[Figure dataset records]
::::::
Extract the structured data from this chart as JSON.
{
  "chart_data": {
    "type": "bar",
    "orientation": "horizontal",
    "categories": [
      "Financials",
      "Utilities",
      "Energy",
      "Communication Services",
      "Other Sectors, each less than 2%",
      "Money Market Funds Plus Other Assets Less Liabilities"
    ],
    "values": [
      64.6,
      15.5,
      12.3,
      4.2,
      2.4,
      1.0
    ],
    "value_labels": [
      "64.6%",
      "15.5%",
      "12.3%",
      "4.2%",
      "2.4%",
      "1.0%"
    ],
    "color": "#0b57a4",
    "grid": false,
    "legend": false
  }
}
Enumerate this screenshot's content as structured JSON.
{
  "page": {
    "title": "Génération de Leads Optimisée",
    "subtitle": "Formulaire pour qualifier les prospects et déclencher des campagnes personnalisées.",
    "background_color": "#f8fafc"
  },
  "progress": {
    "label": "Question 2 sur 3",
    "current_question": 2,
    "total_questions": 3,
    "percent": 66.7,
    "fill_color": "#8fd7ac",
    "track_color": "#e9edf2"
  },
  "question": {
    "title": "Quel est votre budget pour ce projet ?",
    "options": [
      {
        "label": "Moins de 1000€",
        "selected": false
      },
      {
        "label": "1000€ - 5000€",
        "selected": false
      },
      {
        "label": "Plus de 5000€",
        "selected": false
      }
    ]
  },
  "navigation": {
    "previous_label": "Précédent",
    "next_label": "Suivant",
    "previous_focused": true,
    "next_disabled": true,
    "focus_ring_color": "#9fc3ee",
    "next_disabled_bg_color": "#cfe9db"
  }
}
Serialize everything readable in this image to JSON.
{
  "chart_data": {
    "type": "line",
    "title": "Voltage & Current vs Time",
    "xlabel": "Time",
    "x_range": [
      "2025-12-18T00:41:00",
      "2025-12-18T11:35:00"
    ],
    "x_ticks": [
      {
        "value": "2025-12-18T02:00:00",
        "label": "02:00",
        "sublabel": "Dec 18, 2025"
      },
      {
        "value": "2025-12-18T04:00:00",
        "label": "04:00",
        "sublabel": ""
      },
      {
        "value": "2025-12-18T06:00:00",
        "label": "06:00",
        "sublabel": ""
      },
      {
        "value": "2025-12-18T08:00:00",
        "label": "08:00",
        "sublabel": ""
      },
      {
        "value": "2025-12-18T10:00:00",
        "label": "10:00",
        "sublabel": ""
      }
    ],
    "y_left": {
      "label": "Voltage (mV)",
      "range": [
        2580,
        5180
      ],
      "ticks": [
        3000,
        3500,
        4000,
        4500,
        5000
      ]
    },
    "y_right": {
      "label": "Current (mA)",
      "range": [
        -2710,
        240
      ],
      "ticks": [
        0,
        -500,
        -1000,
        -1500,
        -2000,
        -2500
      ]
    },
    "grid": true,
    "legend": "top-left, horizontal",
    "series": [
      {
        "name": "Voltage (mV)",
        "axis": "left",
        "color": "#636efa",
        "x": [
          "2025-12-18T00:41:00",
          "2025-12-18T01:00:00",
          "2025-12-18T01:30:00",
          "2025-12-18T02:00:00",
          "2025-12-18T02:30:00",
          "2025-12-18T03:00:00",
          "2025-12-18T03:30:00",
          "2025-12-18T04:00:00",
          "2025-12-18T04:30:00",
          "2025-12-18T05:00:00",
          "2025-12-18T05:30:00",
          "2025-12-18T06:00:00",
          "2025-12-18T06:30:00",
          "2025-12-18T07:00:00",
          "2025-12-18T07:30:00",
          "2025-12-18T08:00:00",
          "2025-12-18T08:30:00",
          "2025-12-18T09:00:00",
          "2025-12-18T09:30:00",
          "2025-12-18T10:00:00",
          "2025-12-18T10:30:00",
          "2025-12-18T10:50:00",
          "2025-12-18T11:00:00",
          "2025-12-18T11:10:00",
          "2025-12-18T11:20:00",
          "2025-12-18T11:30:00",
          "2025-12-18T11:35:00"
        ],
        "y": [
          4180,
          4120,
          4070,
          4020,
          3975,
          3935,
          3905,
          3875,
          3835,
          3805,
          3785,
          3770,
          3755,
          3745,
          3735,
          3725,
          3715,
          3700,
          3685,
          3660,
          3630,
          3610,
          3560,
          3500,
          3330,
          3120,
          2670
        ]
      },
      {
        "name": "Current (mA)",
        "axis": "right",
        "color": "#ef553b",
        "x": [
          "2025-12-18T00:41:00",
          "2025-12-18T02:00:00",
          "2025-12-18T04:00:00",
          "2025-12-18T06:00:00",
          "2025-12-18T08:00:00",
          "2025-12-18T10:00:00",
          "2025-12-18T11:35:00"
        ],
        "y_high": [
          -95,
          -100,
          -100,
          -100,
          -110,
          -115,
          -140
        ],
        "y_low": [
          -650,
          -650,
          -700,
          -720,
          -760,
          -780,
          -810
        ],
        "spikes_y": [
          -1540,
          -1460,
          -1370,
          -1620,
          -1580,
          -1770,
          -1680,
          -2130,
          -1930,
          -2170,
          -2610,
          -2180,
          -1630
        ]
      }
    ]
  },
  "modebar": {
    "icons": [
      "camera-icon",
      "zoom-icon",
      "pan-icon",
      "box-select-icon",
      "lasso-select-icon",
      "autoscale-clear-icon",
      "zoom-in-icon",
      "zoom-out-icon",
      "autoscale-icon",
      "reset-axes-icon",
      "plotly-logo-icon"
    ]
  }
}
::::::
Do this: Check each line of the entries above, and show every one holding the word "autoscale".

Finished task:
      "autoscale-clear-icon",
      "autoscale-icon",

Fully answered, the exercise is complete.